━━━━━ Provided data ━━━━━
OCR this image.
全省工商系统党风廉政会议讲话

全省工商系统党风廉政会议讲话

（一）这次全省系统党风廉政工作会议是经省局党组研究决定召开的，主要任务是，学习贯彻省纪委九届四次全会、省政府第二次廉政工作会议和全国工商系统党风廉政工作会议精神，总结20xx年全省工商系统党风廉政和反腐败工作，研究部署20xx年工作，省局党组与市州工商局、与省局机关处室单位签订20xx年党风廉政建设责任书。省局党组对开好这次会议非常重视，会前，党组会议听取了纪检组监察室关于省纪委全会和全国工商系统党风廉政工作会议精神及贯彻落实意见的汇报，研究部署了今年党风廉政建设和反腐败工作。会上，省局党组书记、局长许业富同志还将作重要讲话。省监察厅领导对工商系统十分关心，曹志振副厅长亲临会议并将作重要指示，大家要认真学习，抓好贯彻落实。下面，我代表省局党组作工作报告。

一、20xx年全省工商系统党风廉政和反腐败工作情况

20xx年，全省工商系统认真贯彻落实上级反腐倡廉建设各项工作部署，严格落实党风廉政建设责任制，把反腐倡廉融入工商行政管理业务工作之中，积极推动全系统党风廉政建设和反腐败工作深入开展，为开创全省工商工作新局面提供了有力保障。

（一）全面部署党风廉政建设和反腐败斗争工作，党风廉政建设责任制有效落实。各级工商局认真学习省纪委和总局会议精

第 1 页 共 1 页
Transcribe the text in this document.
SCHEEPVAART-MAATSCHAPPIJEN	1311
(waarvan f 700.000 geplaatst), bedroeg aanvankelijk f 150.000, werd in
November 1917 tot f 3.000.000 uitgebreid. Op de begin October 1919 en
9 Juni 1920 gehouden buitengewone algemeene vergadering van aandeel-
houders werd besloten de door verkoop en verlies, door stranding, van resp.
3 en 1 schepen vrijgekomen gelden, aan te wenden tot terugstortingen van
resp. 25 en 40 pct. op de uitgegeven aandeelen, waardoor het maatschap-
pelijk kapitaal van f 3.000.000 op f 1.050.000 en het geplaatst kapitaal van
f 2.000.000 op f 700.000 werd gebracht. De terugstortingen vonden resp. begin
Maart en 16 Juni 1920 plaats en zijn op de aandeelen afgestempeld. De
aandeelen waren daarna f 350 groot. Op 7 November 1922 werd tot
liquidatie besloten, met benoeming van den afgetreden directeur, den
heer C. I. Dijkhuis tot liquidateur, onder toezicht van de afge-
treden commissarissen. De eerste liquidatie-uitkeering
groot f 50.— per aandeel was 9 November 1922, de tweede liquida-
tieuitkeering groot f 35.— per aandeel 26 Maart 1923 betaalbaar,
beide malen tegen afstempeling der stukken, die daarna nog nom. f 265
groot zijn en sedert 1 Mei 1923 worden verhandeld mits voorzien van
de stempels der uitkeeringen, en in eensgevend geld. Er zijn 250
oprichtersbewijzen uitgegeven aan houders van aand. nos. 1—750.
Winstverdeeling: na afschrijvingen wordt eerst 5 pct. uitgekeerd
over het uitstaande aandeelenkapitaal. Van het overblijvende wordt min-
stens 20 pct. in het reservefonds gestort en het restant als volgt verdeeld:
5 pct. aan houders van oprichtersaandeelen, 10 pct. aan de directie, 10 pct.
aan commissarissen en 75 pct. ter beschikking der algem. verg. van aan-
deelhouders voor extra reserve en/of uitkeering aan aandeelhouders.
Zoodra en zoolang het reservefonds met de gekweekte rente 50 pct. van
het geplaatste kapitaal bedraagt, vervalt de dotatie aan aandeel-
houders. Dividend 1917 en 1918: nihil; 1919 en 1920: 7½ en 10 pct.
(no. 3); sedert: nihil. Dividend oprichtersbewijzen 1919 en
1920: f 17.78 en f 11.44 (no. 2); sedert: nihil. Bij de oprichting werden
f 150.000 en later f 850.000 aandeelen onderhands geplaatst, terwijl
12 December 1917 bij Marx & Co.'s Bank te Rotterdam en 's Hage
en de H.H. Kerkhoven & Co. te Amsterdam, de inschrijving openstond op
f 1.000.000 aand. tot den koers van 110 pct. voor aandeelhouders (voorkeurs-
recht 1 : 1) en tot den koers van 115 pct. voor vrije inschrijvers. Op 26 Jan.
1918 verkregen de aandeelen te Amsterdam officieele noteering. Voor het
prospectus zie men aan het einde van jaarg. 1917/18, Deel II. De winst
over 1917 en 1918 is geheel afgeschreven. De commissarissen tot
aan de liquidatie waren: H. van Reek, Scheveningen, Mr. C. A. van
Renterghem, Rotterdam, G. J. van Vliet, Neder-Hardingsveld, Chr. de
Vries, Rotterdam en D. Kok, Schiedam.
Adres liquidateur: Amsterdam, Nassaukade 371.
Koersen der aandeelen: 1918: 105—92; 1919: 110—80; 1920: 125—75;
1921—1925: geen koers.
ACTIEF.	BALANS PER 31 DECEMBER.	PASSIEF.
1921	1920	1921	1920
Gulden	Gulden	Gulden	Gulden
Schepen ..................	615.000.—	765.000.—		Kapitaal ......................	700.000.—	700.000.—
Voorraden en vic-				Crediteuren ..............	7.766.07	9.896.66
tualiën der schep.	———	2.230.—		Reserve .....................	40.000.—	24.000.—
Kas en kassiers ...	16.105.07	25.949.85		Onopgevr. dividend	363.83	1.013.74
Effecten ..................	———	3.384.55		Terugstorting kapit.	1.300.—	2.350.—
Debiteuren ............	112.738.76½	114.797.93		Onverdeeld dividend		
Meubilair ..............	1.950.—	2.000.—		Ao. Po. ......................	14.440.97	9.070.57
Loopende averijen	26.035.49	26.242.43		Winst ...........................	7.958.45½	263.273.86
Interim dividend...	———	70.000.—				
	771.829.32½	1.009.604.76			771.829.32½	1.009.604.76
━━━━━
• _Directions_
Reproduce the data in full, exactly as presented.

• _Problem solution_
OCR this image.
全省工商系统党风廉政会议讲话

全省工商系统党风廉政会议讲话

（一）这次全省系统党风廉政工作会议是经省局党组研究决定召开的，主要任务是，学习贯彻省纪委九届四次全会、省政府第二次廉政工作会议和全国工商系统党风廉政工作会议精神，总结20xx年全省工商系统党风廉政和反腐败工作，研究部署20xx年工作，省局党组与市州工商局、与省局机关处室单位签订20xx年党风廉政建设责任书。省局党组对开好这次会议非常重视，会前，党组会议听取了纪检组监察室关于省纪委全会和全国工商系统党风廉政工作会议精神及贯彻落实意见的汇报，研究部署了今年党风廉政建设和反腐败工作。会上，省局党组书记、局长许业富同志还将作重要讲话。省监察厅领导对工商系统十分关心，曹志振副厅长亲临会议并将作重要指示，大家要认真学习，抓好贯彻落实。下面，我代表省局党组作工作报告。

一、20xx年全省工商系统党风廉政和反腐败工作情况

20xx年，全省工商系统认真贯彻落实上级反腐倡廉建设各项工作部署，严格落实党风廉政建设责任制，把反腐倡廉融入工商行政管理业务工作之中，积极推动全系统党风廉政建设和反腐败工作深入开展，为开创全省工商工作新局面提供了有力保障。

（一）全面部署党风廉政建设和反腐败斗争工作，党风廉政建设责任制有效落实。各级工商局认真学习省纪委和总局会议精

第 1 页 共 1 页
Transcribe the text in this document.
SCHEEPVAART-MAATSCHAPPIJEN	1311
(waarvan f 700.000 geplaatst), bedroeg aanvankelijk f 150.000, werd in
November 1917 tot f 3.000.000 uitgebreid. Op de begin October 1919 en
9 Juni 1920 gehouden buitengewone algemeene vergadering van aandeel-
houders werd besloten de door verkoop en verlies, door stranding, van resp.
3 en 1 schepen vrijgekomen gelden, aan te wenden tot terugstortingen van
resp. 25 en 40 pct. op de uitgegeven aandeelen, waardoor het maatschap-
pelijk kapitaal van f 3.000.000 op f 1.050.000 en het geplaatst kapitaal van
f 2.000.000 op f 700.000 werd gebracht. De terugstortingen vonden resp. begin
Maart en 16 Juni 1920 plaats en zijn op de aandeelen afgestempeld. De
aandeelen waren daarna f 350 groot. Op 7 November 1922 werd tot
liquidatie besloten, met benoeming van den afgetreden directeur, den
heer C. I. Dijkhuis tot liquidateur, onder toezicht van de afge-
treden commissarissen. De eerste liquidatie-uitkeering
groot f 50.— per aandeel was 9 November 1922, de tweede liquida-
tieuitkeering groot f 35.— per aandeel 26 Maart 1923 betaalbaar,
beide malen tegen afstempeling der stukken, die daarna nog nom. f 265
groot zijn en sedert 1 Mei 1923 worden verhandeld mits voorzien van
de stempels der uitkeeringen, en in eensgevend geld. Er zijn 250
oprichtersbewijzen uitgegeven aan houders van aand. nos. 1—750.
Winstverdeeling: na afschrijvingen wordt eerst 5 pct. uitgekeerd
over het uitstaande aandeelenkapitaal. Van het overblijvende wordt min-
stens 20 pct. in het reservefonds gestort en het restant als volgt verdeeld:
5 pct. aan houders van oprichtersaandeelen, 10 pct. aan de directie, 10 pct.
aan commissarissen en 75 pct. ter beschikking der algem. verg. van aan-
deelhouders voor extra reserve en/of uitkeering aan aandeelhouders.
Zoodra en zoolang het reservefonds met de gekweekte rente 50 pct. van
het geplaatste kapitaal bedraagt, vervalt de dotatie aan aandeel-
houders. Dividend 1917 en 1918: nihil; 1919 en 1920: 7½ en 10 pct.
(no. 3); sedert: nihil. Dividend oprichtersbewijzen 1919 en
1920: f 17.78 en f 11.44 (no. 2); sedert: nihil. Bij de oprichting werden
f 150.000 en later f 850.000 aandeelen onderhands geplaatst, terwijl
12 December 1917 bij Marx & Co.'s Bank te Rotterdam en 's Hage
en de H.H. Kerkhoven & Co. te Amsterdam, de inschrijving openstond op
f 1.000.000 aand. tot den koers van 110 pct. voor aandeelhouders (voorkeurs-
recht 1 : 1) en tot den koers van 115 pct. voor vrije inschrijvers. Op 26 Jan.
1918 verkregen de aandeelen te Amsterdam officieele noteering. Voor het
prospectus zie men aan het einde van jaarg. 1917/18, Deel II. De winst
over 1917 en 1918 is geheel afgeschreven. De commissarissen tot
aan de liquidatie waren: H. van Reek, Scheveningen, Mr. C. A. van
Renterghem, Rotterdam, G. J. van Vliet, Neder-Hardingsveld, Chr. de
Vries, Rotterdam en D. Kok, Schiedam.
Adres liquidateur: Amsterdam, Nassaukade 371.
Koersen der aandeelen: 1918: 105—92; 1919: 110—80; 1920: 125—75;
1921—1925: geen koers.
ACTIEF.	BALANS PER 31 DECEMBER.	PASSIEF.
1921	1920	1921	1920
Gulden	Gulden	Gulden	Gulden
Schepen ..................	615.000.—	765.000.—		Kapitaal ......................	700.000.—	700.000.—
Voorraden en vic-				Crediteuren ..............	7.766.07	9.896.66
tualiën der schep.	———	2.230.—		Reserve .....................	40.000.—	24.000.—
Kas en kassiers ...	16.105.07	25.949.85		Onopgevr. dividend	363.83	1.013.74
Effecten ..................	———	3.384.55		Terugstorting kapit.	1.300.—	2.350.—
Debiteuren ............	112.738.76½	114.797.93		Onverdeeld dividend		
Meubilair ..............	1.950.—	2.000.—		Ao. Po. ......................	14.440.97	9.070.57
Loopende averijen	26.035.49	26.242.43		Winst ...........................	7.958.45½	263.273.86
Interim dividend...	———	70.000.—				
	771.829.32½	1.009.604.76			771.829.32½	1.009.604.76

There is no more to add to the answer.